[Records]
_ _ _ _
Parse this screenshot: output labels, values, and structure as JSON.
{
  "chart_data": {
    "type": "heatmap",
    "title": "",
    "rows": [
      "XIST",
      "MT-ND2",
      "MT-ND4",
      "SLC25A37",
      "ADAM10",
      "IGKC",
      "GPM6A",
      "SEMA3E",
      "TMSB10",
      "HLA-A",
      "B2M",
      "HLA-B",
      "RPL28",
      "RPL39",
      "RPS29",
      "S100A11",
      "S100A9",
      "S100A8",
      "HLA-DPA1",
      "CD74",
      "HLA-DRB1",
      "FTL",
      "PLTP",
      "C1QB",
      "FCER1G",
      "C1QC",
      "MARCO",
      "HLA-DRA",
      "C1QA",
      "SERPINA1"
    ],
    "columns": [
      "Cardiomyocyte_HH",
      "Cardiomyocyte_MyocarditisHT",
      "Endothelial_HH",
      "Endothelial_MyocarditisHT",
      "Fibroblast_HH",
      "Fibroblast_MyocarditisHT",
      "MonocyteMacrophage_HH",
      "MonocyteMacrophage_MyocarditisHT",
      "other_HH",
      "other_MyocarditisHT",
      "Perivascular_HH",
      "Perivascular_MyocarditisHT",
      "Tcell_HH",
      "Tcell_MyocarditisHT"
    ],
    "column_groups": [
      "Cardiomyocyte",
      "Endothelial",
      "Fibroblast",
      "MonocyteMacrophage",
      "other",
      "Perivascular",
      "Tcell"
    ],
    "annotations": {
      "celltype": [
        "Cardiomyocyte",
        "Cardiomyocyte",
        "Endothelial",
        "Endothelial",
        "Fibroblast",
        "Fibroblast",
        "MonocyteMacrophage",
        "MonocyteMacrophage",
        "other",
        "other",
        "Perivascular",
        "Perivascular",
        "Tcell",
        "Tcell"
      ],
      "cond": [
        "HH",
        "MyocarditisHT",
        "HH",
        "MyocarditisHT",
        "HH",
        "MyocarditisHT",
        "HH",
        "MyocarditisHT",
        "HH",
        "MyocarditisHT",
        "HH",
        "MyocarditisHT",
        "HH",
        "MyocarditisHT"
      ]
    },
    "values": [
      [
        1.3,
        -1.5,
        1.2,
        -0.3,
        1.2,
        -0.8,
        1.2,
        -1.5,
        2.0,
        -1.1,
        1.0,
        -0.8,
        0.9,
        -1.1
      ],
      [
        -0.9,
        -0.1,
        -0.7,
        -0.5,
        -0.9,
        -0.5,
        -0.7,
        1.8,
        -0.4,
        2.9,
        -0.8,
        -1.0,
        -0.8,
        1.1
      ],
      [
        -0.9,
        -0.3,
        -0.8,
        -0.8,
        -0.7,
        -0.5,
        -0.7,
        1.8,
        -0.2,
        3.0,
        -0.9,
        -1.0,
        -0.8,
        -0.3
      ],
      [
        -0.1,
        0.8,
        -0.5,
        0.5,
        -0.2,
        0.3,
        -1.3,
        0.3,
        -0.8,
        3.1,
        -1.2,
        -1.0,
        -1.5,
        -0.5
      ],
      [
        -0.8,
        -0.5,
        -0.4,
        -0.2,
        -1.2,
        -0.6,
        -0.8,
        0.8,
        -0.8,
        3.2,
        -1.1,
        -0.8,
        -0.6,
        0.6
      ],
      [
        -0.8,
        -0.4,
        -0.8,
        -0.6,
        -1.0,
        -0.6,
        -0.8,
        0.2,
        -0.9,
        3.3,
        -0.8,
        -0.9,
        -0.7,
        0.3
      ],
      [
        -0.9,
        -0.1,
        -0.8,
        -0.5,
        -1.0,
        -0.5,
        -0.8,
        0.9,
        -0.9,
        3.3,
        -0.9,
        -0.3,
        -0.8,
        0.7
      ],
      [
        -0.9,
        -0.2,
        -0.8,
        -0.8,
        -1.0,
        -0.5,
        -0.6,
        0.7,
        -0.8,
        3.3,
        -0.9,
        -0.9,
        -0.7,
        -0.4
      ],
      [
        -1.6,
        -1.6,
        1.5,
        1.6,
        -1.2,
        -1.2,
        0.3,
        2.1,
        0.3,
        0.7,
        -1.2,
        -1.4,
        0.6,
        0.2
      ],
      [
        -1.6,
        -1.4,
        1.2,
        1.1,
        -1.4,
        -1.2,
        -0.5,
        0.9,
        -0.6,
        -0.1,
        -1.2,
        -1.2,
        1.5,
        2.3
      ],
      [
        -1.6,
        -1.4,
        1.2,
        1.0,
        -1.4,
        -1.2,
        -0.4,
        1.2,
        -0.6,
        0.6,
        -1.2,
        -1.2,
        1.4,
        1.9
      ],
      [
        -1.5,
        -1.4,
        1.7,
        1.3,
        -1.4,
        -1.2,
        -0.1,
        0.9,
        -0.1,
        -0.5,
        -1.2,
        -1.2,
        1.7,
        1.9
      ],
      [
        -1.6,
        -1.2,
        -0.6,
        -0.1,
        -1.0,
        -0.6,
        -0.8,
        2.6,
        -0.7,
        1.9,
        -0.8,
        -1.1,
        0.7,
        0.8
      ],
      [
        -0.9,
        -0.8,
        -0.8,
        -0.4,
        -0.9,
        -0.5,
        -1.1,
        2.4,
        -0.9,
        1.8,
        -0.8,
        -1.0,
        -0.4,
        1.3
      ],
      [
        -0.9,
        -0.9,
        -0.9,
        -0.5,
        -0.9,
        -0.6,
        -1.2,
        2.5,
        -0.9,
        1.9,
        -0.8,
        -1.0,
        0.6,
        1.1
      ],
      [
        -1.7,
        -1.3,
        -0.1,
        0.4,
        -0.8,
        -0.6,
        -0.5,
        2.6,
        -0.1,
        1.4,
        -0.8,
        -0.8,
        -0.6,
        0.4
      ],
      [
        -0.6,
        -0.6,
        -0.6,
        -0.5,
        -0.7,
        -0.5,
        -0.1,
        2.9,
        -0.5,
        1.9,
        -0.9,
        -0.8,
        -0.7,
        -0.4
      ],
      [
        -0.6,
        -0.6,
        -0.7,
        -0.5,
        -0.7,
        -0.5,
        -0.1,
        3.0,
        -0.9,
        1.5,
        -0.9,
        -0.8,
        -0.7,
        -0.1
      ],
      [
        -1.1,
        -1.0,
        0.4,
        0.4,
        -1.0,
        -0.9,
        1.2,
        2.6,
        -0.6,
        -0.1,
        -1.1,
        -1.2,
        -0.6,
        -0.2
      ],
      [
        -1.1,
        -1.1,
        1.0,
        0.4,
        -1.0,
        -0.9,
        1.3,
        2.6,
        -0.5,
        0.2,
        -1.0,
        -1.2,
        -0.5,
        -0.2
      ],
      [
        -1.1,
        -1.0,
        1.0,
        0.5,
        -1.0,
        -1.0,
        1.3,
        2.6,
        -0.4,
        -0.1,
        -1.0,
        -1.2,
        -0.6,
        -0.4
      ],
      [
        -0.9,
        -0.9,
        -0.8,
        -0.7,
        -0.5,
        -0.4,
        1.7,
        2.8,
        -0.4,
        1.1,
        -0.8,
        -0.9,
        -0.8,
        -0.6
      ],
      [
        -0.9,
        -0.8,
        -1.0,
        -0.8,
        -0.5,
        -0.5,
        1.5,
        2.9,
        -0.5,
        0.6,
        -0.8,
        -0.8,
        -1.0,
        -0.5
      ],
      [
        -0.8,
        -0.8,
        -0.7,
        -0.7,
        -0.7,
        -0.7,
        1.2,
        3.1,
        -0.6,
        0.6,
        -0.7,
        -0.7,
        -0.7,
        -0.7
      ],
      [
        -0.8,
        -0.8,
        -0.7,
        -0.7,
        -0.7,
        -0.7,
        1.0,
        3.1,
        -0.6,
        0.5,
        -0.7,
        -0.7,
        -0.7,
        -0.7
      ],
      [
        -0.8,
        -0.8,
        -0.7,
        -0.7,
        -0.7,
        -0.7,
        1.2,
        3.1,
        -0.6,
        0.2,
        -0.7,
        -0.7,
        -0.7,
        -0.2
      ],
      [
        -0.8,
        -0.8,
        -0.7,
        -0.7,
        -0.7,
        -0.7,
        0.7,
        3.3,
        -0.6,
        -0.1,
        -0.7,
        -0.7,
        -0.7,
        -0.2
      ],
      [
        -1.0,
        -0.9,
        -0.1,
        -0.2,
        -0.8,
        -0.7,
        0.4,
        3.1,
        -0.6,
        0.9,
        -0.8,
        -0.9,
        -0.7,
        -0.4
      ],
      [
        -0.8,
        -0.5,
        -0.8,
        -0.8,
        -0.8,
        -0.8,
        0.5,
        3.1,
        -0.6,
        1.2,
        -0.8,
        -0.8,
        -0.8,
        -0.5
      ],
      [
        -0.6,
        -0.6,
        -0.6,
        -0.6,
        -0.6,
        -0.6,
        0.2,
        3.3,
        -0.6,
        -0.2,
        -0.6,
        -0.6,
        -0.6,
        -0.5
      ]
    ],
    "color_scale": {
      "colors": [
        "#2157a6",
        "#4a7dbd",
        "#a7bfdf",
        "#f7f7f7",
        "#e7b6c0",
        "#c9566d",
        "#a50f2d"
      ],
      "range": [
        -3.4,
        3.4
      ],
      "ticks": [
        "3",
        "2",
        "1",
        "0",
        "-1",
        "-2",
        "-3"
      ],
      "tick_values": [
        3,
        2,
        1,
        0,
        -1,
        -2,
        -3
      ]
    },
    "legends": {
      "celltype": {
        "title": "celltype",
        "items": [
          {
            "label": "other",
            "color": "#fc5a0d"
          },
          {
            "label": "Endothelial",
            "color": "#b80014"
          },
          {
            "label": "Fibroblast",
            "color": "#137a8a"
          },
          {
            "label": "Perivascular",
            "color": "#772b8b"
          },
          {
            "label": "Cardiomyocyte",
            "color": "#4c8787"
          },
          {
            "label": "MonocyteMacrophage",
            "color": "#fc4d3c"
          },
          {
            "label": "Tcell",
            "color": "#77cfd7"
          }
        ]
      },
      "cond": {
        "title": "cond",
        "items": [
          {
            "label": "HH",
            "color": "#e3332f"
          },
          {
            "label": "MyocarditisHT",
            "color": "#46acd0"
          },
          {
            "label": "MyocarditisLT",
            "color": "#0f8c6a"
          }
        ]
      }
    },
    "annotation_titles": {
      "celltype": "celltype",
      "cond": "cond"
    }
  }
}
_ _ _ _
#### Task brief
Look through the data above. Copy every line with the string "celltype" in it.

#### Output below
      "celltype": [
      "celltype": {
        "title": "celltype",
      "celltype": "celltype",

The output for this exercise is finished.